**DESCRIPTION OF THE TASK:**
Write out the listing below in full and exactly, leaving out every picture.

-- START OF INPUT ROWS --

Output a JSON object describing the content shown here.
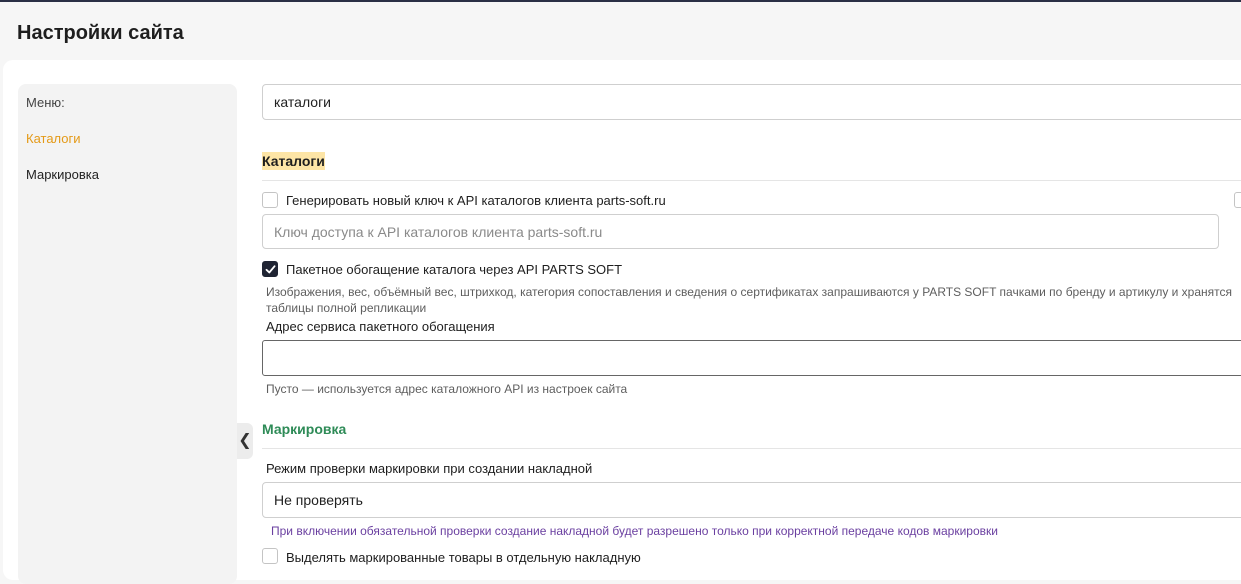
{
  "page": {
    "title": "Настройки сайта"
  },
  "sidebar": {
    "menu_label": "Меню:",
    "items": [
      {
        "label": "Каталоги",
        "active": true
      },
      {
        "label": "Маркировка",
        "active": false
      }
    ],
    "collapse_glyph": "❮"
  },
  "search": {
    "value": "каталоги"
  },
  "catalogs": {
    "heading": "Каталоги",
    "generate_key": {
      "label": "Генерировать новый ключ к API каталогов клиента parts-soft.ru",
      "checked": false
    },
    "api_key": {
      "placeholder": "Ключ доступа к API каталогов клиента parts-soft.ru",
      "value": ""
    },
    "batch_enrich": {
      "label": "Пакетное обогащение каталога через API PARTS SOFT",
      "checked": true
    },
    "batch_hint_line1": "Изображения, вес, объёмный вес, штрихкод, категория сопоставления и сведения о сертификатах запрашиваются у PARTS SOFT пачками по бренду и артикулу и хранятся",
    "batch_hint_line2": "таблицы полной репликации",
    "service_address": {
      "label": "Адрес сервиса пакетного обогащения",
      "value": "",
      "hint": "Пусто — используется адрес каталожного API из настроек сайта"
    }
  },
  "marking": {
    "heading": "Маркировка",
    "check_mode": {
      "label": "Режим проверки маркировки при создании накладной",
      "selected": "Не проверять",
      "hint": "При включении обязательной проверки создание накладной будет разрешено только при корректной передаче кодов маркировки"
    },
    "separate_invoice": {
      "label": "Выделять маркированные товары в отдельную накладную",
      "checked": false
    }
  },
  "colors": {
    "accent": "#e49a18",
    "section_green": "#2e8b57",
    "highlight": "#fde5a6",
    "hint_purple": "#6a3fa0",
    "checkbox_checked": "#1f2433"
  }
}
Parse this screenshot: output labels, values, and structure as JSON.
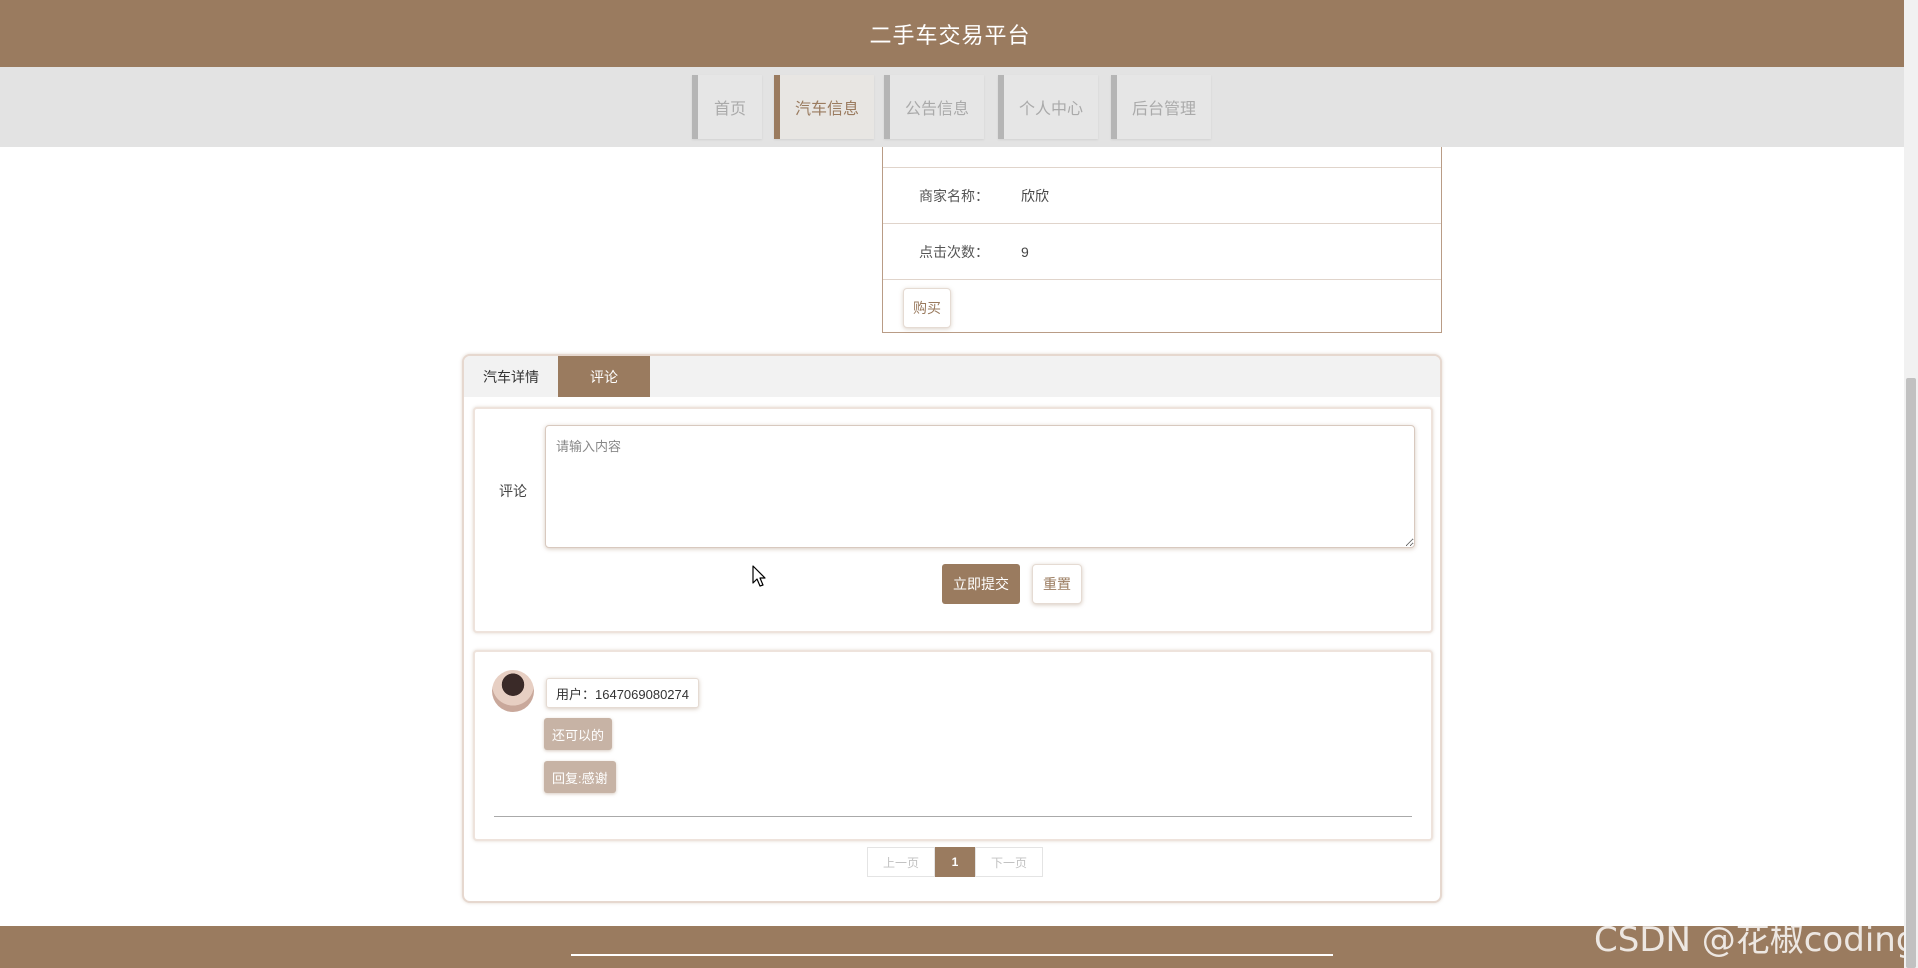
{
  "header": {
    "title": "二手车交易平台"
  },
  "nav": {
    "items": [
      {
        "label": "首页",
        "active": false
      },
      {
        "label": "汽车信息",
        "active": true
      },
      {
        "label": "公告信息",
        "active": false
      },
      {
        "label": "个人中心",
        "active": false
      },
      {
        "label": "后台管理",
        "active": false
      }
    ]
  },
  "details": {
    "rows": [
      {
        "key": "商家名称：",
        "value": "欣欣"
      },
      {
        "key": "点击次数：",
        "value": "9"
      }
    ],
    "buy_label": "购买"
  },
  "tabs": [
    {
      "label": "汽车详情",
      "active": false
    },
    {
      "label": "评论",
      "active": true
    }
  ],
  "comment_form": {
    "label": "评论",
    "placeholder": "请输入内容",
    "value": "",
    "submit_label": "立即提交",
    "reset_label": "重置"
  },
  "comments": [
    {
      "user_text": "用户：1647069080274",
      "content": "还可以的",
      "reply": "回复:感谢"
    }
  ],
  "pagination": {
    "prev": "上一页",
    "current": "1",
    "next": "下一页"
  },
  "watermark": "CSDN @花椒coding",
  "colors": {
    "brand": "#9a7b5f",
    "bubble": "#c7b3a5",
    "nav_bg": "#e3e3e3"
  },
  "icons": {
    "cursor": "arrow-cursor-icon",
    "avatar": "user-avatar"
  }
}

-- END OF INPUT ROWS --

**THE RESPONSE:**
Output a JSON object describing the content shown here.
{
  "page": {
    "title": "Настройки сайта"
  },
  "sidebar": {
    "menu_label": "Меню:",
    "items": [
      {
        "label": "Каталоги",
        "active": true
      },
      {
        "label": "Маркировка",
        "active": false
      }
    ],
    "collapse_glyph": "❮"
  },
  "search": {
    "value": "каталоги"
  },
  "catalogs": {
    "heading": "Каталоги",
    "generate_key": {
      "label": "Генерировать новый ключ к API каталогов клиента parts-soft.ru",
      "checked": false
    },
    "api_key": {
      "placeholder": "Ключ доступа к API каталогов клиента parts-soft.ru",
      "value": ""
    },
    "batch_enrich": {
      "label": "Пакетное обогащение каталога через API PARTS SOFT",
      "checked": true
    },
    "batch_hint_line1": "Изображения, вес, объёмный вес, штрихкод, категория сопоставления и сведения о сертификатах запрашиваются у PARTS SOFT пачками по бренду и артикулу и хранятся",
    "batch_hint_line2": "таблицы полной репликации",
    "service_address": {
      "label": "Адрес сервиса пакетного обогащения",
      "value": "",
      "hint": "Пусто — используется адрес каталожного API из настроек сайта"
    }
  },
  "marking": {
    "heading": "Маркировка",
    "check_mode": {
      "label": "Режим проверки маркировки при создании накладной",
      "selected": "Не проверять",
      "hint": "При включении обязательной проверки создание накладной будет разрешено только при корректной передаче кодов маркировки"
    },
    "separate_invoice": {
      "label": "Выделять маркированные товары в отдельную накладную",
      "checked": false
    }
  },
  "colors": {
    "accent": "#e49a18",
    "section_green": "#2e8b57",
    "highlight": "#fde5a6",
    "hint_purple": "#6a3fa0",
    "checkbox_checked": "#1f2433"
  }
}
Parse this screenshot: output labels, values, and structure as JSON.
{
  "header": {
    "title": "二手车交易平台"
  },
  "nav": {
    "items": [
      {
        "label": "首页",
        "active": false
      },
      {
        "label": "汽车信息",
        "active": true
      },
      {
        "label": "公告信息",
        "active": false
      },
      {
        "label": "个人中心",
        "active": false
      },
      {
        "label": "后台管理",
        "active": false
      }
    ]
  },
  "details": {
    "rows": [
      {
        "key": "商家名称：",
        "value": "欣欣"
      },
      {
        "key": "点击次数：",
        "value": "9"
      }
    ],
    "buy_label": "购买"
  },
  "tabs": [
    {
      "label": "汽车详情",
      "active": false
    },
    {
      "label": "评论",
      "active": true
    }
  ],
  "comment_form": {
    "label": "评论",
    "placeholder": "请输入内容",
    "value": "",
    "submit_label": "立即提交",
    "reset_label": "重置"
  },
  "comments": [
    {
      "user_text": "用户：1647069080274",
      "content": "还可以的",
      "reply": "回复:感谢"
    }
  ],
  "pagination": {
    "prev": "上一页",
    "current": "1",
    "next": "下一页"
  },
  "watermark": "CSDN @花椒coding",
  "colors": {
    "brand": "#9a7b5f",
    "bubble": "#c7b3a5",
    "nav_bg": "#e3e3e3"
  },
  "icons": {
    "cursor": "arrow-cursor-icon",
    "avatar": "user-avatar"
  }
}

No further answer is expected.